## Data to process
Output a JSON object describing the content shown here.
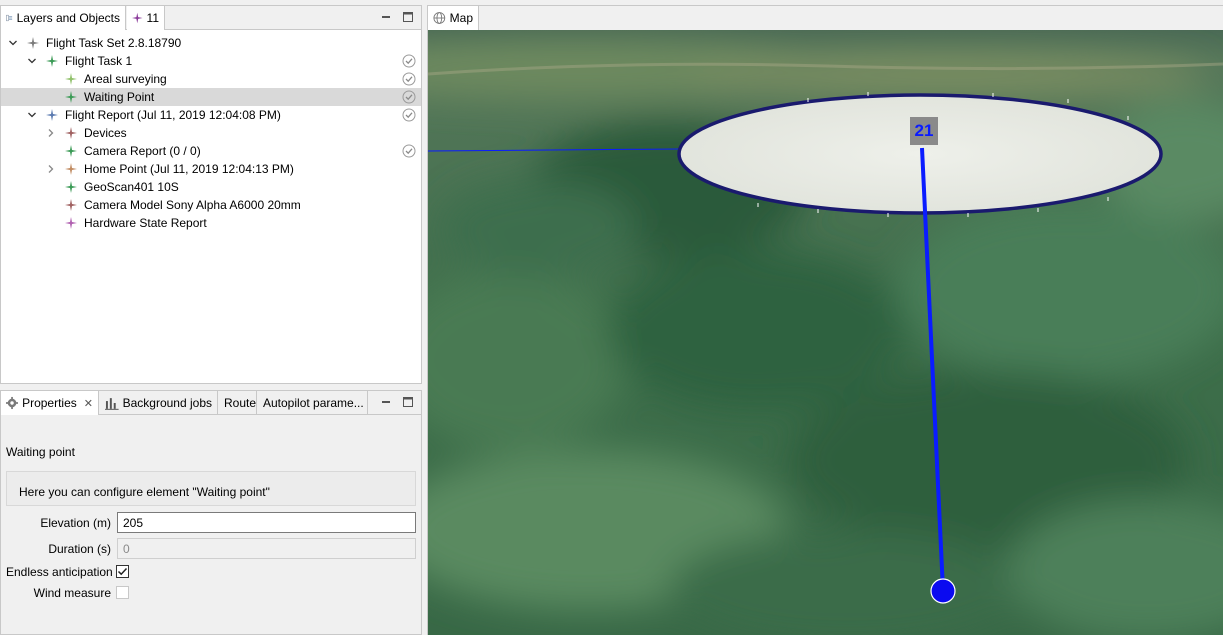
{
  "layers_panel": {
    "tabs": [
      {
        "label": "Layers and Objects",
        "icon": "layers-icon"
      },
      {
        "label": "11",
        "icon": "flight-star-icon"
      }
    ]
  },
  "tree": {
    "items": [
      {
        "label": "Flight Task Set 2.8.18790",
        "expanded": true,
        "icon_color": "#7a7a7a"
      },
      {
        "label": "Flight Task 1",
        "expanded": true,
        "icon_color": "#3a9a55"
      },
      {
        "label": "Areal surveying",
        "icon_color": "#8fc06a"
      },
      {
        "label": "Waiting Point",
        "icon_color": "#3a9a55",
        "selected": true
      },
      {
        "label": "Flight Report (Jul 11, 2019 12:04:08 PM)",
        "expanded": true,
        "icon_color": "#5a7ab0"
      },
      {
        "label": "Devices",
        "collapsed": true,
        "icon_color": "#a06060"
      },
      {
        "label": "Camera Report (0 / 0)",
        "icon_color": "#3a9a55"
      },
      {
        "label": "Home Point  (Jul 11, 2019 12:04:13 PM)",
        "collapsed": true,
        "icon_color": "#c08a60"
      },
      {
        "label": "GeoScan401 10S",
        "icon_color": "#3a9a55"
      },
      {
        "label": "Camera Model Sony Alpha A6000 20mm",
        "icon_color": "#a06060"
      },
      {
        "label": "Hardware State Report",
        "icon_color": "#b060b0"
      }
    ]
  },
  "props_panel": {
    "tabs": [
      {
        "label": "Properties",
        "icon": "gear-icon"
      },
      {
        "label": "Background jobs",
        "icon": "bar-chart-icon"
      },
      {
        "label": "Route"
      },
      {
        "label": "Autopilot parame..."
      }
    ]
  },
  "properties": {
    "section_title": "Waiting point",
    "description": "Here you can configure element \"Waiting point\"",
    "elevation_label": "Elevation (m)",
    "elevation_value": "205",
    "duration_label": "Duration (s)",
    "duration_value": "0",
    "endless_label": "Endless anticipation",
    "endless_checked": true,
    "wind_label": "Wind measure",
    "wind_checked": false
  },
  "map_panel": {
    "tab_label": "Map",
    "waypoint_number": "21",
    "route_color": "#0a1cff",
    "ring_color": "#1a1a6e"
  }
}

## Aim
Every line of text is to be repeated exactly; pictures are left out.

## Reply to the task
Output a JSON object describing the content shown here.
{
  "layers_panel": {
    "tabs": [
      {
        "label": "Layers and Objects",
        "icon": "layers-icon"
      },
      {
        "label": "11",
        "icon": "flight-star-icon"
      }
    ]
  },
  "tree": {
    "items": [
      {
        "label": "Flight Task Set 2.8.18790",
        "expanded": true,
        "icon_color": "#7a7a7a"
      },
      {
        "label": "Flight Task 1",
        "expanded": true,
        "icon_color": "#3a9a55"
      },
      {
        "label": "Areal surveying",
        "icon_color": "#8fc06a"
      },
      {
        "label": "Waiting Point",
        "icon_color": "#3a9a55",
        "selected": true
      },
      {
        "label": "Flight Report (Jul 11, 2019 12:04:08 PM)",
        "expanded": true,
        "icon_color": "#5a7ab0"
      },
      {
        "label": "Devices",
        "collapsed": true,
        "icon_color": "#a06060"
      },
      {
        "label": "Camera Report (0 / 0)",
        "icon_color": "#3a9a55"
      },
      {
        "label": "Home Point  (Jul 11, 2019 12:04:13 PM)",
        "collapsed": true,
        "icon_color": "#c08a60"
      },
      {
        "label": "GeoScan401 10S",
        "icon_color": "#3a9a55"
      },
      {
        "label": "Camera Model Sony Alpha A6000 20mm",
        "icon_color": "#a06060"
      },
      {
        "label": "Hardware State Report",
        "icon_color": "#b060b0"
      }
    ]
  },
  "props_panel": {
    "tabs": [
      {
        "label": "Properties",
        "icon": "gear-icon"
      },
      {
        "label": "Background jobs",
        "icon": "bar-chart-icon"
      },
      {
        "label": "Route"
      },
      {
        "label": "Autopilot parame..."
      }
    ]
  },
  "properties": {
    "section_title": "Waiting point",
    "description": "Here you can configure element \"Waiting point\"",
    "elevation_label": "Elevation (m)",
    "elevation_value": "205",
    "duration_label": "Duration (s)",
    "duration_value": "0",
    "endless_label": "Endless anticipation",
    "endless_checked": true,
    "wind_label": "Wind measure",
    "wind_checked": false
  },
  "map_panel": {
    "tab_label": "Map",
    "waypoint_number": "21",
    "route_color": "#0a1cff",
    "ring_color": "#1a1a6e"
  }
}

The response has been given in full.